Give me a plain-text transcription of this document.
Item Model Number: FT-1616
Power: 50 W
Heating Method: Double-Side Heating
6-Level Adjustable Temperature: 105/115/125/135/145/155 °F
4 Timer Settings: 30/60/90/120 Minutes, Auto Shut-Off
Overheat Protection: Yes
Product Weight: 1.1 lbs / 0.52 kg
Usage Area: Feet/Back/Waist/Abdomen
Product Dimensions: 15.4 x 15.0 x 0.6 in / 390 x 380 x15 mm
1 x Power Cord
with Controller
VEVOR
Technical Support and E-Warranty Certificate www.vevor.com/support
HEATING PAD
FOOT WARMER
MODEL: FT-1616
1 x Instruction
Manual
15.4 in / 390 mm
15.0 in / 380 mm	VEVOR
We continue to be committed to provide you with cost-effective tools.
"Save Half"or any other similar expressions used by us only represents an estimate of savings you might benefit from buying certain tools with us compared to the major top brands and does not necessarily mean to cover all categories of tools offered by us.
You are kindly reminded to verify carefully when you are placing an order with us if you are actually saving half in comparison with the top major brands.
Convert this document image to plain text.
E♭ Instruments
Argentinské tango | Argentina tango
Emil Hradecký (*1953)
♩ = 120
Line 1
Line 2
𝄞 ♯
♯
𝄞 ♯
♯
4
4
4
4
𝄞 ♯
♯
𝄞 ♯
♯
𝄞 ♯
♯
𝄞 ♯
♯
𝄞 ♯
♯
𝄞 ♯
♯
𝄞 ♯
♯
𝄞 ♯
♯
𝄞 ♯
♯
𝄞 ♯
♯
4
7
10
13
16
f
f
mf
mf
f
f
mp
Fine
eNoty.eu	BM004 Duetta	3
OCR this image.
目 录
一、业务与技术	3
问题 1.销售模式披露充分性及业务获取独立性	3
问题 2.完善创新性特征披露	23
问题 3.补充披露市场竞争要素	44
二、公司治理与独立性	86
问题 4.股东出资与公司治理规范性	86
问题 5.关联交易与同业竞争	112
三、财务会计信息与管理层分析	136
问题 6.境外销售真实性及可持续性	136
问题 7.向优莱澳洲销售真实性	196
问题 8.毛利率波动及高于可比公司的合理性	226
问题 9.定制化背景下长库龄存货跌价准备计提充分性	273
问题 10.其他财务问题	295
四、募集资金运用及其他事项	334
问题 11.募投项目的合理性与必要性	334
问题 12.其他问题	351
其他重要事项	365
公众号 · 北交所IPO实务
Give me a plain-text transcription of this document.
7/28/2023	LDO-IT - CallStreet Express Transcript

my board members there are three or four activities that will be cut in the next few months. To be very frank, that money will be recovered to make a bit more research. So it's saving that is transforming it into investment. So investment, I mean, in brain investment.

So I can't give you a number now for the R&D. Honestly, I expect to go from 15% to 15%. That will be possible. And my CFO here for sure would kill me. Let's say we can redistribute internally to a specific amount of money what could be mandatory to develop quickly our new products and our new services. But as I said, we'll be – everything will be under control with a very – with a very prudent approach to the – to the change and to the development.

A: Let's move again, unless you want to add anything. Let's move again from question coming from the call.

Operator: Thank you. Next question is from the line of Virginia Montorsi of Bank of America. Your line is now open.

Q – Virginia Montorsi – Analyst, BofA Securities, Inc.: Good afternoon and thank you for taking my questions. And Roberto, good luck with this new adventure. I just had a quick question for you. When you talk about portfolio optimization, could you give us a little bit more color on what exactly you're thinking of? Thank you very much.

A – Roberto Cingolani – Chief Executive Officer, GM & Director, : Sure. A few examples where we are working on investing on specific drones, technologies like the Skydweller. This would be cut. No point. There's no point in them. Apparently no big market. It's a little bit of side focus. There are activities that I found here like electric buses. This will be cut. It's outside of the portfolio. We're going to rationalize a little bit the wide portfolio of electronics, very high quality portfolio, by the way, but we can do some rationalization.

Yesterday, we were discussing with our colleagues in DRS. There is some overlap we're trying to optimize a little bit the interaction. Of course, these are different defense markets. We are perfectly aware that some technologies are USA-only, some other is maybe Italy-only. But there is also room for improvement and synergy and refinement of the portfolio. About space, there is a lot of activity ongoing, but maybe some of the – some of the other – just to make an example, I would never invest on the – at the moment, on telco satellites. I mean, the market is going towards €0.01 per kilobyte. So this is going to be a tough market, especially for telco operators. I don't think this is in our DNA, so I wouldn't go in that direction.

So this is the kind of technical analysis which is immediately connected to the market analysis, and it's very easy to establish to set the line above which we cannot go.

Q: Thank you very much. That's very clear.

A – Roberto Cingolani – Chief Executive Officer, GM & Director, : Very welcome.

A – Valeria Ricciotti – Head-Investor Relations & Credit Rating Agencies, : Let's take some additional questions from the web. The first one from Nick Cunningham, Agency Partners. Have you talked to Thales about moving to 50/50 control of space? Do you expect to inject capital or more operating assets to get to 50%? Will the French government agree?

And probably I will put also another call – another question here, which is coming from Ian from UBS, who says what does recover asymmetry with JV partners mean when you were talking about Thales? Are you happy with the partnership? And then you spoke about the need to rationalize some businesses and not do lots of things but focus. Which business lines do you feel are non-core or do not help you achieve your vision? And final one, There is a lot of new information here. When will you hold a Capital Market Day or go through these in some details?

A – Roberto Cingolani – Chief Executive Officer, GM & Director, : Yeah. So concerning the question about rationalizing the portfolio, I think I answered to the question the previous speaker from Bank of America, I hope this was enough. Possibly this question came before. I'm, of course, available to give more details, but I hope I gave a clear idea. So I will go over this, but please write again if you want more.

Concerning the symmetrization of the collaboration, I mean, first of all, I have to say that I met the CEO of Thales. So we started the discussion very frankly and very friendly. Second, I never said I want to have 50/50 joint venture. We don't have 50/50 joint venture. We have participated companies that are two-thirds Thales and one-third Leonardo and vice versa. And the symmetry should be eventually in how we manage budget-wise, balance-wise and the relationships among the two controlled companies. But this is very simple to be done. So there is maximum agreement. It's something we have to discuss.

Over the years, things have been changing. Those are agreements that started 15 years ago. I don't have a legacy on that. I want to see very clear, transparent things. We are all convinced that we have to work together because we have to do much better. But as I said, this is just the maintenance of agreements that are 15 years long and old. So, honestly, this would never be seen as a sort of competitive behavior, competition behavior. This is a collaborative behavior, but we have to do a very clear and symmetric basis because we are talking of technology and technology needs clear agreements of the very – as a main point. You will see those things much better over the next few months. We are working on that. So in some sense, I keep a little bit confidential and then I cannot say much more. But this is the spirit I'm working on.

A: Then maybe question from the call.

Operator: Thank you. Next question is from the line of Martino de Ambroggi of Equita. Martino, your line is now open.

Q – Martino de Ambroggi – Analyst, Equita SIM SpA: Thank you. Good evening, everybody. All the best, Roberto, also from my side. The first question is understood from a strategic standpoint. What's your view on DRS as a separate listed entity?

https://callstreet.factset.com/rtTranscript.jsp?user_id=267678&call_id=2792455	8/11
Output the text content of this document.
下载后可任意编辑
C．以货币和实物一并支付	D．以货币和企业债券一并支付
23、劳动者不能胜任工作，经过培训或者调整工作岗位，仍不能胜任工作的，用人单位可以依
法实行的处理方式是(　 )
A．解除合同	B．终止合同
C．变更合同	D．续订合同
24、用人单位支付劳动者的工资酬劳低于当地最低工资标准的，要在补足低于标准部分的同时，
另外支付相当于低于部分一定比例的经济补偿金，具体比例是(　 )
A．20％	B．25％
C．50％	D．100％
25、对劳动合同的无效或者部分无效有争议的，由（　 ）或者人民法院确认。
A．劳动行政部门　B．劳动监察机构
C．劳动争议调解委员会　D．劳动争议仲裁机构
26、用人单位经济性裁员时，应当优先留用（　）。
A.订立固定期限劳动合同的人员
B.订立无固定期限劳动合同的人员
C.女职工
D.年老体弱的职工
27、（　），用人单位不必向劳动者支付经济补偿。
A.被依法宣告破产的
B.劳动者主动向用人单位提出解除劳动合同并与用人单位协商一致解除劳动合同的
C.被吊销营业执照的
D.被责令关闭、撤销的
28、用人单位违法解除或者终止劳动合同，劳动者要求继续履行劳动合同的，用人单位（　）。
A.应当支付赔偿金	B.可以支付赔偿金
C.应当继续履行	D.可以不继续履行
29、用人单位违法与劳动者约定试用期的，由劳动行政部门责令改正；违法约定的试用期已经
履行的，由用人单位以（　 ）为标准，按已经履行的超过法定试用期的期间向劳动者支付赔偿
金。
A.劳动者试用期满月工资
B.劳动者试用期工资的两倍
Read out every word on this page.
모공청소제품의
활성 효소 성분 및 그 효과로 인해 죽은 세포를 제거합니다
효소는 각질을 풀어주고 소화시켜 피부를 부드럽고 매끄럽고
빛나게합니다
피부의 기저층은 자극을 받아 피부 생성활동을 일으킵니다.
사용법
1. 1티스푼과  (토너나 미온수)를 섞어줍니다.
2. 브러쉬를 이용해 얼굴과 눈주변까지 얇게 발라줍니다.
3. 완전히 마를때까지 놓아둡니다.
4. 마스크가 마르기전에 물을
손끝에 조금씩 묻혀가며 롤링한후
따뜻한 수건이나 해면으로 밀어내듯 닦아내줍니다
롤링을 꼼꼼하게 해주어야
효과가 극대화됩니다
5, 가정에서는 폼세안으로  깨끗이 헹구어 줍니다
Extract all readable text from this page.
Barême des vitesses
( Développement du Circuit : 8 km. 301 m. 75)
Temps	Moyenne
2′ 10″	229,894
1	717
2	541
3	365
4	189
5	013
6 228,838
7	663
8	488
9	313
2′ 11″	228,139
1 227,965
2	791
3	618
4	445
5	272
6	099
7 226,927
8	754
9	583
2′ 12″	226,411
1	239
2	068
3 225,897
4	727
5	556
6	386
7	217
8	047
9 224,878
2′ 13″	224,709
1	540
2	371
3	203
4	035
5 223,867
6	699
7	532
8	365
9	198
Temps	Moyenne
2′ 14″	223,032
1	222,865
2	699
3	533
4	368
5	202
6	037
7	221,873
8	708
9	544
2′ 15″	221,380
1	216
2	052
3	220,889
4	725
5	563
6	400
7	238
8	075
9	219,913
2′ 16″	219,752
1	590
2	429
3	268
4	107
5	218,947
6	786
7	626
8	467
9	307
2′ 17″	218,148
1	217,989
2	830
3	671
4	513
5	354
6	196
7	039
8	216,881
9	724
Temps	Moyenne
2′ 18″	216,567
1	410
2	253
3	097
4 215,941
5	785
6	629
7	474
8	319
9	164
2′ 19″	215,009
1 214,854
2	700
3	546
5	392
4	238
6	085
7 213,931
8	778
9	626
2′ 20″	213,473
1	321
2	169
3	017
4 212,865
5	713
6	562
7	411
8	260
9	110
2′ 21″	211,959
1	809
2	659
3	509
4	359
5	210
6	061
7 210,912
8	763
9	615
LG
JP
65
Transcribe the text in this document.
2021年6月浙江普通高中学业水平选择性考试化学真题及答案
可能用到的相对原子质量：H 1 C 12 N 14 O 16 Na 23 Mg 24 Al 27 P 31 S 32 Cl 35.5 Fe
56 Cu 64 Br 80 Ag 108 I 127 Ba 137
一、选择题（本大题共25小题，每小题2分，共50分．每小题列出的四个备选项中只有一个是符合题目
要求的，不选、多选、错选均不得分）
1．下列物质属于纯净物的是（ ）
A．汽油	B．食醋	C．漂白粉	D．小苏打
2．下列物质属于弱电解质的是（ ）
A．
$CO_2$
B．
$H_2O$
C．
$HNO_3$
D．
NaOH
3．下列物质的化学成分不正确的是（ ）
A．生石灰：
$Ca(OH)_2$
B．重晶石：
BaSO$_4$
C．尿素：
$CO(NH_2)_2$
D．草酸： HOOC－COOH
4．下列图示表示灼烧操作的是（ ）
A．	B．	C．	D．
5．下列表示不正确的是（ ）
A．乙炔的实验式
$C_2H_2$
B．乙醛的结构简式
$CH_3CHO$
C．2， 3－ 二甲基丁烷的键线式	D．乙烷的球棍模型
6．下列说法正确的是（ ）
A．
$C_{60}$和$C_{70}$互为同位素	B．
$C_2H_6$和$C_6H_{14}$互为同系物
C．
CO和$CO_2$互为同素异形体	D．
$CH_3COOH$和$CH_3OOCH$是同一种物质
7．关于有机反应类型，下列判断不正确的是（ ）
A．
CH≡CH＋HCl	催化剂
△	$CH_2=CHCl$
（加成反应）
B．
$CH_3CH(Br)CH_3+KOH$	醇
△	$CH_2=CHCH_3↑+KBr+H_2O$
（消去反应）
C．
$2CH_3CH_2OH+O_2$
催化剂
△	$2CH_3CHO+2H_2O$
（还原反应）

Task description: State the number of lines holding the word "Martino" in the listing. Add nothing else.

Answer in full: 2